INSTRUCTION:
Work out how many lines of the listing hold the string "title". Answer with that number alone.

Records from a collection:
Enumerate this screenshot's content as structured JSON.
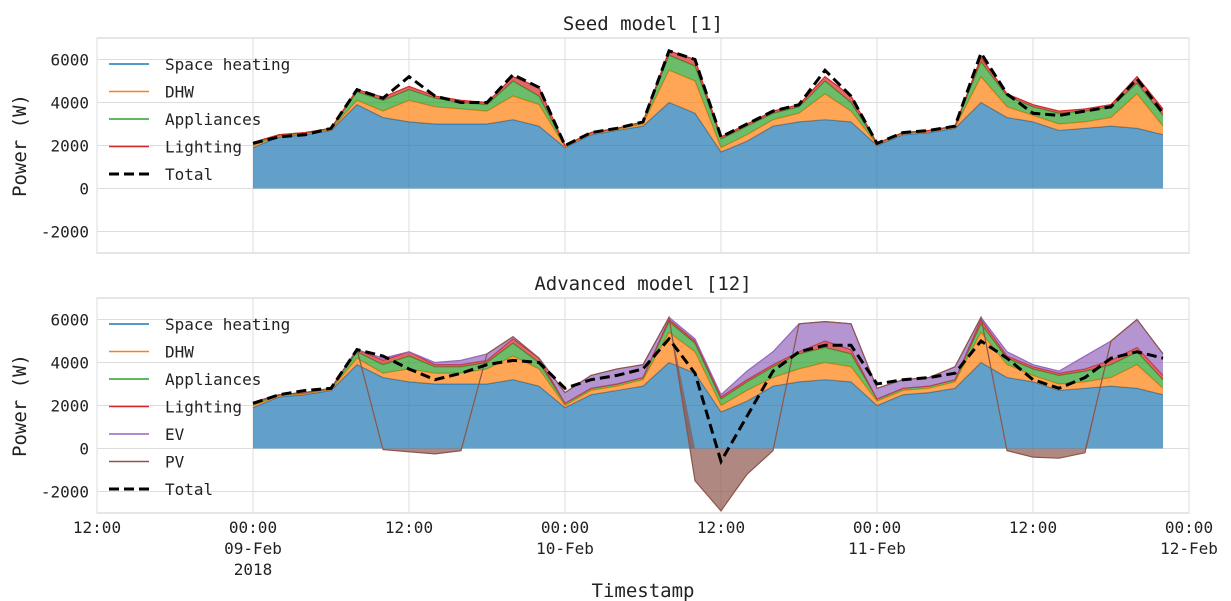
{
  "chart_data": [
    {
      "type": "stacked-area",
      "title": "Seed model [1]",
      "ylabel": "Power (W)",
      "x": [
        "2018-02-09T00:00",
        "2018-02-09T02:00",
        "2018-02-09T04:00",
        "2018-02-09T06:00",
        "2018-02-09T08:00",
        "2018-02-09T10:00",
        "2018-02-09T12:00",
        "2018-02-09T14:00",
        "2018-02-09T16:00",
        "2018-02-09T18:00",
        "2018-02-09T20:00",
        "2018-02-09T22:00",
        "2018-02-10T00:00",
        "2018-02-10T02:00",
        "2018-02-10T04:00",
        "2018-02-10T06:00",
        "2018-02-10T08:00",
        "2018-02-10T10:00",
        "2018-02-10T12:00",
        "2018-02-10T14:00",
        "2018-02-10T16:00",
        "2018-02-10T18:00",
        "2018-02-10T20:00",
        "2018-02-10T22:00",
        "2018-02-11T00:00",
        "2018-02-11T02:00",
        "2018-02-11T04:00",
        "2018-02-11T06:00",
        "2018-02-11T08:00",
        "2018-02-11T10:00",
        "2018-02-11T12:00",
        "2018-02-11T14:00",
        "2018-02-11T16:00",
        "2018-02-11T18:00",
        "2018-02-11T20:00",
        "2018-02-11T22:00"
      ],
      "series": [
        {
          "name": "Space heating",
          "color": "#1f77b4",
          "stacked": true,
          "values": [
            1900,
            2400,
            2500,
            2700,
            3900,
            3300,
            3100,
            3000,
            3000,
            3000,
            3200,
            2900,
            1900,
            2500,
            2700,
            2900,
            4000,
            3500,
            1700,
            2200,
            2900,
            3100,
            3200,
            3100,
            2000,
            2500,
            2600,
            2800,
            4000,
            3300,
            3100,
            2700,
            2800,
            2900,
            2800,
            2500
          ]
        },
        {
          "name": "DHW",
          "color": "#ff7f0e",
          "stacked": true,
          "values": [
            100,
            50,
            50,
            50,
            200,
            300,
            1000,
            800,
            700,
            600,
            1100,
            1000,
            50,
            50,
            50,
            100,
            1500,
            1500,
            200,
            300,
            300,
            400,
            1200,
            500,
            50,
            50,
            50,
            50,
            1200,
            500,
            300,
            300,
            300,
            400,
            1600,
            400
          ]
        },
        {
          "name": "Appliances",
          "color": "#2ca02c",
          "stacked": true,
          "values": [
            100,
            50,
            50,
            50,
            400,
            500,
            500,
            400,
            300,
            300,
            700,
            400,
            50,
            50,
            50,
            100,
            700,
            700,
            400,
            400,
            300,
            300,
            600,
            400,
            50,
            50,
            50,
            50,
            700,
            500,
            400,
            500,
            500,
            500,
            500,
            500
          ]
        },
        {
          "name": "Lighting",
          "color": "#d62728",
          "stacked": true,
          "values": [
            50,
            0,
            0,
            0,
            100,
            150,
            150,
            100,
            100,
            100,
            200,
            400,
            0,
            0,
            0,
            0,
            200,
            300,
            100,
            100,
            100,
            100,
            200,
            300,
            0,
            0,
            0,
            0,
            200,
            100,
            100,
            100,
            100,
            100,
            300,
            300
          ]
        },
        {
          "name": "Total",
          "color": "#000000",
          "stacked": false,
          "linestyle": "dashed",
          "values": [
            2100,
            2400,
            2500,
            2800,
            4600,
            4200,
            5200,
            4300,
            4000,
            4000,
            5300,
            4700,
            2000,
            2600,
            2800,
            3100,
            6400,
            6000,
            2400,
            3000,
            3600,
            3900,
            5500,
            4300,
            2100,
            2600,
            2700,
            2900,
            6300,
            4400,
            3500,
            3400,
            3600,
            3800,
            5100,
            3500
          ]
        }
      ],
      "ylim": [
        -3000,
        7000
      ],
      "yticks": [
        -2000,
        0,
        2000,
        4000,
        6000
      ],
      "xlim": [
        "2018-02-08T12:00",
        "2018-02-12T00:00"
      ],
      "xticks": [
        "2018-02-08T12:00",
        "2018-02-09T00:00",
        "2018-02-09T12:00",
        "2018-02-10T00:00",
        "2018-02-10T12:00",
        "2018-02-11T00:00",
        "2018-02-11T12:00",
        "2018-02-12T00:00"
      ],
      "grid": true,
      "legend": "upper left"
    },
    {
      "type": "stacked-area",
      "title": "Advanced model [12]",
      "ylabel": "Power (W)",
      "xlabel": "Timestamp",
      "x": [
        "2018-02-09T00:00",
        "2018-02-09T02:00",
        "2018-02-09T04:00",
        "2018-02-09T06:00",
        "2018-02-09T08:00",
        "2018-02-09T10:00",
        "2018-02-09T12:00",
        "2018-02-09T14:00",
        "2018-02-09T16:00",
        "2018-02-09T18:00",
        "2018-02-09T20:00",
        "2018-02-09T22:00",
        "2018-02-10T00:00",
        "2018-02-10T02:00",
        "2018-02-10T04:00",
        "2018-02-10T06:00",
        "2018-02-10T08:00",
        "2018-02-10T10:00",
        "2018-02-10T12:00",
        "2018-02-10T14:00",
        "2018-02-10T16:00",
        "2018-02-10T18:00",
        "2018-02-10T20:00",
        "2018-02-10T22:00",
        "2018-02-11T00:00",
        "2018-02-11T02:00",
        "2018-02-11T04:00",
        "2018-02-11T06:00",
        "2018-02-11T08:00",
        "2018-02-11T10:00",
        "2018-02-11T12:00",
        "2018-02-11T14:00",
        "2018-02-11T16:00",
        "2018-02-11T18:00",
        "2018-02-11T20:00",
        "2018-02-11T22:00"
      ],
      "series": [
        {
          "name": "Space heating",
          "color": "#1f77b4",
          "stacked": true,
          "values": [
            1900,
            2400,
            2500,
            2700,
            3900,
            3300,
            3100,
            3000,
            3000,
            3000,
            3200,
            2900,
            1900,
            2500,
            2700,
            2900,
            4000,
            3500,
            1700,
            2200,
            2900,
            3100,
            3200,
            3100,
            2000,
            2500,
            2600,
            2800,
            4000,
            3300,
            3100,
            2700,
            2800,
            2900,
            2800,
            2500
          ]
        },
        {
          "name": "DHW",
          "color": "#ff7f0e",
          "stacked": true,
          "values": [
            100,
            50,
            50,
            50,
            300,
            200,
            600,
            500,
            500,
            700,
            1100,
            800,
            100,
            200,
            200,
            300,
            1400,
            1000,
            300,
            500,
            400,
            600,
            800,
            700,
            200,
            200,
            200,
            300,
            1400,
            600,
            300,
            300,
            300,
            400,
            1100,
            300
          ]
        },
        {
          "name": "Appliances",
          "color": "#2ca02c",
          "stacked": true,
          "values": [
            100,
            50,
            50,
            50,
            300,
            400,
            600,
            300,
            300,
            300,
            600,
            300,
            100,
            100,
            100,
            100,
            500,
            400,
            300,
            400,
            500,
            700,
            700,
            600,
            100,
            100,
            100,
            100,
            400,
            300,
            300,
            400,
            500,
            600,
            600,
            400
          ]
        },
        {
          "name": "Lighting",
          "color": "#d62728",
          "stacked": true,
          "values": [
            50,
            0,
            0,
            0,
            100,
            200,
            200,
            100,
            100,
            100,
            200,
            200,
            0,
            0,
            0,
            0,
            100,
            100,
            100,
            100,
            100,
            100,
            300,
            200,
            0,
            0,
            0,
            0,
            200,
            100,
            100,
            100,
            100,
            200,
            200,
            200
          ]
        },
        {
          "name": "EV",
          "color": "#9467bd",
          "stacked": true,
          "values": [
            0,
            0,
            0,
            0,
            0,
            100,
            0,
            100,
            200,
            300,
            100,
            0,
            500,
            600,
            700,
            600,
            100,
            100,
            100,
            400,
            600,
            1300,
            900,
            1200,
            500,
            400,
            400,
            600,
            100,
            200,
            100,
            100,
            600,
            900,
            1300,
            1000
          ]
        },
        {
          "name": "PV",
          "color": "#8c564b",
          "stacked": true,
          "values": [
            0,
            0,
            0,
            0,
            0,
            -50,
            -150,
            -250,
            -100,
            0,
            0,
            0,
            0,
            0,
            0,
            0,
            0,
            -1500,
            -2900,
            -1200,
            -100,
            0,
            0,
            0,
            0,
            0,
            0,
            0,
            0,
            -100,
            -400,
            -450,
            -200,
            0,
            0,
            0
          ]
        },
        {
          "name": "Total",
          "color": "#000000",
          "stacked": false,
          "linestyle": "dashed",
          "values": [
            2100,
            2500,
            2700,
            2800,
            4600,
            4300,
            3700,
            3200,
            3500,
            3900,
            4100,
            4000,
            2800,
            3200,
            3400,
            3700,
            5100,
            3500,
            -600,
            1500,
            3600,
            4500,
            4800,
            4800,
            3000,
            3200,
            3300,
            3500,
            5000,
            4200,
            3200,
            2800,
            3300,
            4200,
            4500,
            4200
          ]
        }
      ],
      "ylim": [
        -3000,
        7000
      ],
      "yticks": [
        -2000,
        0,
        2000,
        4000,
        6000
      ],
      "xlim": [
        "2018-02-08T12:00",
        "2018-02-12T00:00"
      ],
      "xticks": [
        {
          "value": "2018-02-08T12:00",
          "label": [
            "12:00"
          ]
        },
        {
          "value": "2018-02-09T00:00",
          "label": [
            "00:00",
            "09-Feb",
            "2018"
          ]
        },
        {
          "value": "2018-02-09T12:00",
          "label": [
            "12:00"
          ]
        },
        {
          "value": "2018-02-10T00:00",
          "label": [
            "00:00",
            "10-Feb"
          ]
        },
        {
          "value": "2018-02-10T12:00",
          "label": [
            "12:00"
          ]
        },
        {
          "value": "2018-02-11T00:00",
          "label": [
            "00:00",
            "11-Feb"
          ]
        },
        {
          "value": "2018-02-11T12:00",
          "label": [
            "12:00"
          ]
        },
        {
          "value": "2018-02-12T00:00",
          "label": [
            "00:00",
            "12-Feb"
          ]
        }
      ],
      "grid": true,
      "legend": "upper left"
    }
  ]
}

OUTPUT FOR THIS TASK:
2